**Task to carry out**
Quote the lines verbatim, beginning at the line that contains "column-number-5: 5 xyxy=(1170,856,1200,1006)" and stopping after the line that contains "cell-value: - xyxy=(392,1455,428,1605)".

Data drawn from a collection
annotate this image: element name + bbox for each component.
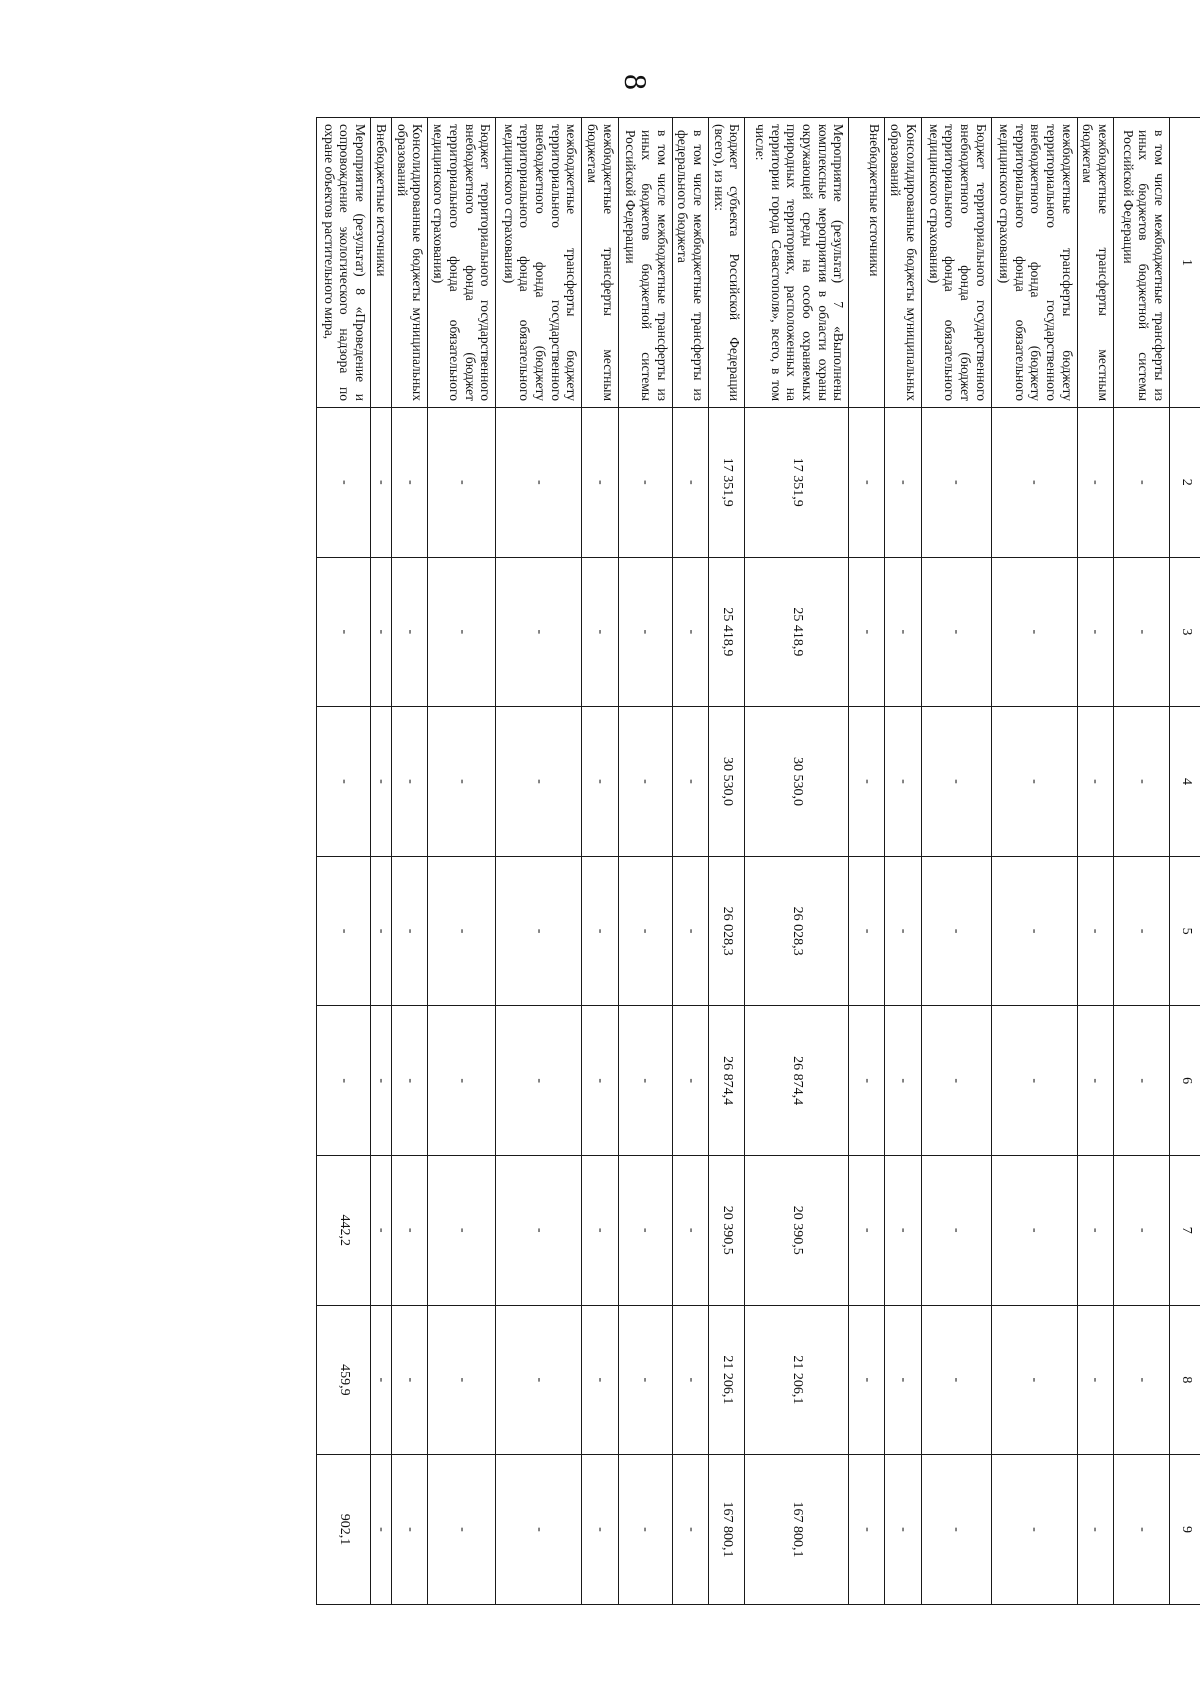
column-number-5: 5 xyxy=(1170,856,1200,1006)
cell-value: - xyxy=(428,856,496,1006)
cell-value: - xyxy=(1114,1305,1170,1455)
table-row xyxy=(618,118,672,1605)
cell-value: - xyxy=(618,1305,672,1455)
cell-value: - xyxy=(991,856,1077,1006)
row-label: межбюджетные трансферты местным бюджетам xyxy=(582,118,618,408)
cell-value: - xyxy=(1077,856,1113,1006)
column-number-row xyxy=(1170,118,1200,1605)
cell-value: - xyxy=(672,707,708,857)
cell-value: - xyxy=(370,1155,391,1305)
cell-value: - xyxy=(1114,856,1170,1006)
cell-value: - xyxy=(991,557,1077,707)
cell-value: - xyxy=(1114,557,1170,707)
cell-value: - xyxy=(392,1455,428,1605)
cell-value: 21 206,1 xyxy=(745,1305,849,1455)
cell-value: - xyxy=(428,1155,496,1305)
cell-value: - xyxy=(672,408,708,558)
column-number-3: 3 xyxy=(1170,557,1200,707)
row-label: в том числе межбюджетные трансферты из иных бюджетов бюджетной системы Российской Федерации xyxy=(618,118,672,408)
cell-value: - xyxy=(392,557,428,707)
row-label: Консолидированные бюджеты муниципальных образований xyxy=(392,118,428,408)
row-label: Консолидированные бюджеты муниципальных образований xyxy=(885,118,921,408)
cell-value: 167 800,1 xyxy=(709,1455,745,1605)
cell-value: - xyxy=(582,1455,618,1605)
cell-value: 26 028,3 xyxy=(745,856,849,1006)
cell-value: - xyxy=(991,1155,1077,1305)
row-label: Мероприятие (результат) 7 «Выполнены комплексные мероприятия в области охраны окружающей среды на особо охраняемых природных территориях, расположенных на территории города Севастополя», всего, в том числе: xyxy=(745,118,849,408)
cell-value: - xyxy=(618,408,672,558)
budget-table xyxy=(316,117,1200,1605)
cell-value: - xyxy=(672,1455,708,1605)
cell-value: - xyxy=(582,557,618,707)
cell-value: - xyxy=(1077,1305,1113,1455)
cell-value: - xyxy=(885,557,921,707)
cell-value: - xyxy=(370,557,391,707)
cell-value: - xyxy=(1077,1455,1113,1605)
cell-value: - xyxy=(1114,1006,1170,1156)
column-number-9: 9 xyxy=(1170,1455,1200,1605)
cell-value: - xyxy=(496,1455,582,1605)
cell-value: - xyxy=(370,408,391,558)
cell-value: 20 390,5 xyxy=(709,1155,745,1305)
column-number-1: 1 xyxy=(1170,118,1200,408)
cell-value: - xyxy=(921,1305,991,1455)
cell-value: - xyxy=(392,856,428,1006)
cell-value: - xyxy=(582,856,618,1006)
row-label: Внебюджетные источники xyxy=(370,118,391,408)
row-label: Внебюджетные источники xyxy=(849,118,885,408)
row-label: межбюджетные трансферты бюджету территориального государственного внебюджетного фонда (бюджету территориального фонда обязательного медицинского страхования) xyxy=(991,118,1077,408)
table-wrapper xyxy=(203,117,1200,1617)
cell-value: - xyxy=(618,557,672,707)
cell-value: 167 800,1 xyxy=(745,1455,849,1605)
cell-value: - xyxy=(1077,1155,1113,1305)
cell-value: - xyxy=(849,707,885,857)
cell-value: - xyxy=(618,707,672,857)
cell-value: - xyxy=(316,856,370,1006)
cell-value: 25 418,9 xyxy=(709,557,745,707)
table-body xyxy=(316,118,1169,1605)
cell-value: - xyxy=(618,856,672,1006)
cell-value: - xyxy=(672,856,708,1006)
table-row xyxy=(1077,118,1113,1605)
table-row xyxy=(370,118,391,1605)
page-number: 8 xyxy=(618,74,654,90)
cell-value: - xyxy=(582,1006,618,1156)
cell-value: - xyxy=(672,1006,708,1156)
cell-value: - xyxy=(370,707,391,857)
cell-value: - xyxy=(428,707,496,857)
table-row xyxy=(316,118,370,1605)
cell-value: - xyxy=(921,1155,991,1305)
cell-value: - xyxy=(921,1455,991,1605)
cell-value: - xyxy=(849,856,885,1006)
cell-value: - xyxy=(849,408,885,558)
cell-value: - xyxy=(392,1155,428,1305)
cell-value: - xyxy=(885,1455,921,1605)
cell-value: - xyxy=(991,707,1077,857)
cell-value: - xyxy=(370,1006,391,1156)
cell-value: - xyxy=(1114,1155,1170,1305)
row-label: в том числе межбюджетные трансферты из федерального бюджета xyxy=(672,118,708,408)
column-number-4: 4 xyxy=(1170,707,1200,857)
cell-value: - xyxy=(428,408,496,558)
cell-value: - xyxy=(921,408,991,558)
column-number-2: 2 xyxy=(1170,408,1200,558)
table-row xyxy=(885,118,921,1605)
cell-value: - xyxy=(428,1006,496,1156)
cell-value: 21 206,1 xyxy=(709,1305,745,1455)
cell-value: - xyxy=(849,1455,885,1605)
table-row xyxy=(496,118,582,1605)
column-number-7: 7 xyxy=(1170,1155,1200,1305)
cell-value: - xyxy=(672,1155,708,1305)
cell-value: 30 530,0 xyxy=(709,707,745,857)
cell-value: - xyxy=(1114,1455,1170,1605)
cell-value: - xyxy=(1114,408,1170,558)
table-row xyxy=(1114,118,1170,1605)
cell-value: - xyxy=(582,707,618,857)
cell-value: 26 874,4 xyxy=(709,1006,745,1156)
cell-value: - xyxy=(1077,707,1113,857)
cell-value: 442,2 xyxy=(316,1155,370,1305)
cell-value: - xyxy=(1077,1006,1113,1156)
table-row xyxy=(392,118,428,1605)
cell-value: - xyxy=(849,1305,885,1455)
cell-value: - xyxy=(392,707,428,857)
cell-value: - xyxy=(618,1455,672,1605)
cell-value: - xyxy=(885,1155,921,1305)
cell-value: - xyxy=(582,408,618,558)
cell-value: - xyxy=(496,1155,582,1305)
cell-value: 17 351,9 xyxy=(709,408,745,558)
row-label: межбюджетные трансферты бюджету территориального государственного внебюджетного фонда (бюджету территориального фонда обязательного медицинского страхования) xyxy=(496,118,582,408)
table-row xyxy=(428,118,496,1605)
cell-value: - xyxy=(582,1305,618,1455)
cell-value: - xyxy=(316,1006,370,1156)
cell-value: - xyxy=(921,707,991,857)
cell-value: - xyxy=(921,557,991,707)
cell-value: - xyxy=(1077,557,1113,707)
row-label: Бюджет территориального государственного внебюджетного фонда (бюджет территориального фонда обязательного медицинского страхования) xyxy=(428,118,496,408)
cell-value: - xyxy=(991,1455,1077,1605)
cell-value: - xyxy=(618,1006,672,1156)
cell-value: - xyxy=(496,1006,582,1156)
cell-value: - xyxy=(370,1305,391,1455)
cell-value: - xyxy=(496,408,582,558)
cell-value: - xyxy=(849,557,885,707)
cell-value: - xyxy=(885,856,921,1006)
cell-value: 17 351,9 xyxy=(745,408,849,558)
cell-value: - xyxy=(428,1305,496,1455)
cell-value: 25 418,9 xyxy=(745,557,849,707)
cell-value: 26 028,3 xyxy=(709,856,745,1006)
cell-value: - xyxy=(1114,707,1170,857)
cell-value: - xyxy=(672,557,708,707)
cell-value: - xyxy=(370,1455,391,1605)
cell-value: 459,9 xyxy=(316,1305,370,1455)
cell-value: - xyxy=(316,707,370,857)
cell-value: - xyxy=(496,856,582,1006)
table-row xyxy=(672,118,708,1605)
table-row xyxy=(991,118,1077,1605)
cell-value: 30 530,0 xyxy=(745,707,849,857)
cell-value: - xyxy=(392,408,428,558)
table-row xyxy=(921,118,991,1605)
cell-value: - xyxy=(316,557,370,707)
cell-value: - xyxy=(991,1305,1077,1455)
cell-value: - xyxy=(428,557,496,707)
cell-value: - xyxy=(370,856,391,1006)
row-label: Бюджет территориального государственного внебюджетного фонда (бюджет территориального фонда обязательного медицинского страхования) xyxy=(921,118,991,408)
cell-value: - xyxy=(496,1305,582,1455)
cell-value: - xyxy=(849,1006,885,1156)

**Solution for this task**
column-number-5: 5 xyxy=(1170,856,1200,1006)
cell-value: - xyxy=(428,856,496,1006)
cell-value: - xyxy=(1114,1305,1170,1455)
table-row xyxy=(618,118,672,1605)
cell-value: - xyxy=(618,1305,672,1455)
cell-value: - xyxy=(991,856,1077,1006)
row-label: межбюджетные трансферты местным бюджетам xyxy=(582,118,618,408)
cell-value: - xyxy=(1077,856,1113,1006)
column-number-row xyxy=(1170,118,1200,1605)
cell-value: - xyxy=(672,707,708,857)
cell-value: - xyxy=(370,1155,391,1305)
cell-value: - xyxy=(1114,856,1170,1006)
cell-value: - xyxy=(991,557,1077,707)
cell-value: - xyxy=(1114,557,1170,707)
cell-value: - xyxy=(392,1455,428,1605)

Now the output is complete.